WHAT YOU WILL DO: Repeat everything in the material exactly.
▶
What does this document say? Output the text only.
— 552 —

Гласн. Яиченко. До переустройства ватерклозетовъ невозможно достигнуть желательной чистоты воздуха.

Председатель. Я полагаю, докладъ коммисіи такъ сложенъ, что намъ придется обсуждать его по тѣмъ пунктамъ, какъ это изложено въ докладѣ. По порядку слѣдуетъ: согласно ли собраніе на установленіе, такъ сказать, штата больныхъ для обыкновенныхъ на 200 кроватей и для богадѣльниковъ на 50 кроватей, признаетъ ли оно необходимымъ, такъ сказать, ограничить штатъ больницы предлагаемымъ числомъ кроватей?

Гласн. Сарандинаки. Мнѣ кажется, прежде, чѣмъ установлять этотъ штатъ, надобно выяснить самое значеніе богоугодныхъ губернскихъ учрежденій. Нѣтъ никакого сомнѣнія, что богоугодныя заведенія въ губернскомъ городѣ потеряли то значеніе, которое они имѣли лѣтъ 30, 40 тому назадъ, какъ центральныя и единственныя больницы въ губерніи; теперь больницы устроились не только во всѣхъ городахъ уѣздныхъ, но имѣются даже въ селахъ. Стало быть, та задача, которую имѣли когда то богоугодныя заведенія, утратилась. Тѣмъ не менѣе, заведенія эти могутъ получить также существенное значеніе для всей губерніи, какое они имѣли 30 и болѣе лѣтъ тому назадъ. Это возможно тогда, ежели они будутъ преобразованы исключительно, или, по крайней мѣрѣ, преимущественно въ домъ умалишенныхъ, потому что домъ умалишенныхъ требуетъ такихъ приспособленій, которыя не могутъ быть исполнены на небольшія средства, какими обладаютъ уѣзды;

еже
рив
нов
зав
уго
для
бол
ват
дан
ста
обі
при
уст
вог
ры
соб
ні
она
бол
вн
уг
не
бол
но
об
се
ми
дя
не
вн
◀
FINISHED ANSWER:
What does this document say? Output the text only.
— 552 —

Гласн. Яиченко. До переустройства ватерклозетовъ невозможно достигнуть желательной чистоты воздуха.

Председатель. Я полагаю, докладъ коммисіи такъ сложенъ, что намъ придется обсуждать его по тѣмъ пунктамъ, какъ это изложено въ докладѣ. По порядку слѣдуетъ: согласно ли собраніе на установленіе, такъ сказать, штата больныхъ для обыкновенныхъ на 200 кроватей и для богадѣльниковъ на 50 кроватей, признаетъ ли оно необходимымъ, такъ сказать, ограничить штатъ больницы предлагаемымъ числомъ кроватей?

Гласн. Сарандинаки. Мнѣ кажется, прежде, чѣмъ установлять этотъ штатъ, надобно выяснить самое значеніе богоугодныхъ губернскихъ учрежденій. Нѣтъ никакого сомнѣнія, что богоугодныя заведенія въ губернскомъ городѣ потеряли то значеніе, которое они имѣли лѣтъ 30, 40 тому назадъ, какъ центральныя и единственныя больницы въ губерніи; теперь больницы устроились не только во всѣхъ городахъ уѣздныхъ, но имѣются даже въ селахъ. Стало быть, та задача, которую имѣли когда то богоугодныя заведенія, утратилась. Тѣмъ не менѣе, заведенія эти могутъ получить также существенное значеніе для всей губерніи, какое они имѣли 30 и болѣе лѣтъ тому назадъ. Это возможно тогда, ежели они будутъ преобразованы исключительно, или, по крайней мѣрѣ, преимущественно въ домъ умалишенныхъ, потому что домъ умалишенныхъ требуетъ такихъ приспособленій, которыя не могутъ быть исполнены на небольшія средства, какими обладаютъ уѣзды;

еже
рив
нов
зав
уго
для
бол
ват
дан
ста
обі
при
уст
вог
ры
соб
ні
она
бол
вн
уг
не
бол
но
об
се
ми
дя
не
вн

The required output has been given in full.